- [Exercise]: Exclude the pictures; give every entry again exactly as written.
------------------------------------------------------------------------
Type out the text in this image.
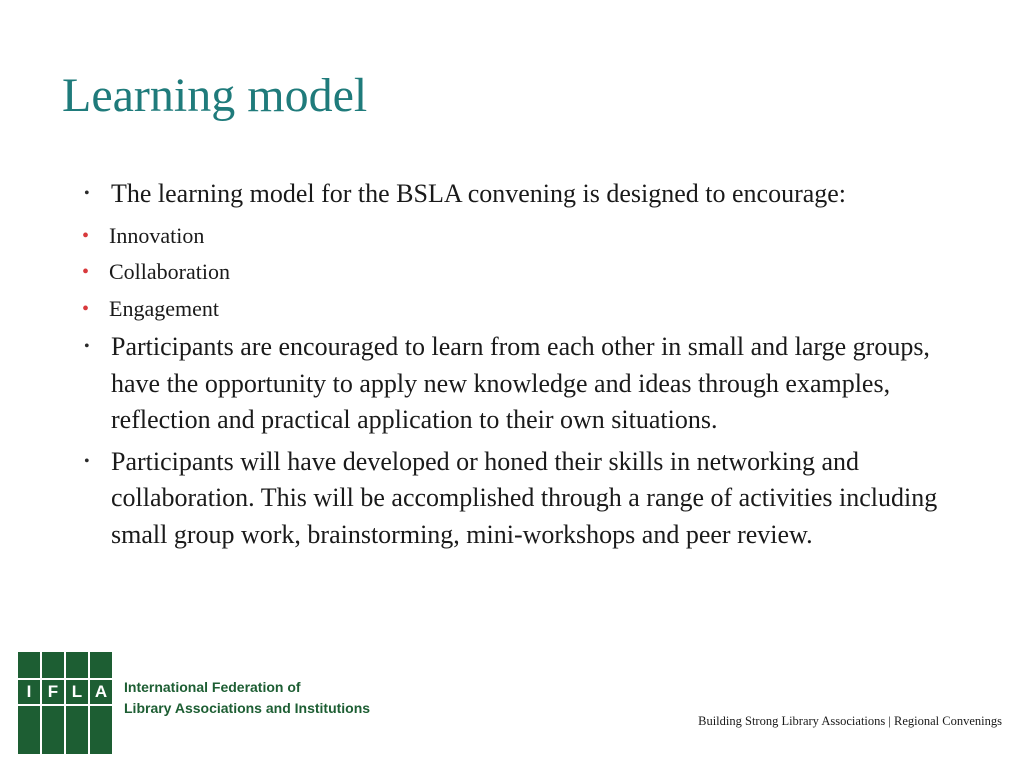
Learning model
• The learning model for the BSLA convening is designed to encourage:
• Innovation
• Collaboration
• Engagement
• Participants are encouraged to learn from each other in small and large groups, have the opportunity to apply new knowledge and ideas through examples, reflection and practical application to their own situations.
• Participants will have developed or honed their skills in networking and collaboration. This will be accomplished through a range of activities including small group work, brainstorming, mini-workshops and peer review.
I F L A	International Federation of
Library Associations and Institutions
Building Strong Library Associations | Regional Convenings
------------------------------------------------------------------------
- [Solution for this exercise]:
Type out the text in this image.
Learning model
• The learning model for the BSLA convening is designed to encourage:
• Innovation
• Collaboration
• Engagement
• Participants are encouraged to learn from each other in small and large groups, have the opportunity to apply new knowledge and ideas through examples, reflection and practical application to their own situations.
• Participants will have developed or honed their skills in networking and collaboration. This will be accomplished through a range of activities including small group work, brainstorming, mini-workshops and peer review.
I F L A	International Federation of
Library Associations and Institutions
Building Strong Library Associations | Regional Convenings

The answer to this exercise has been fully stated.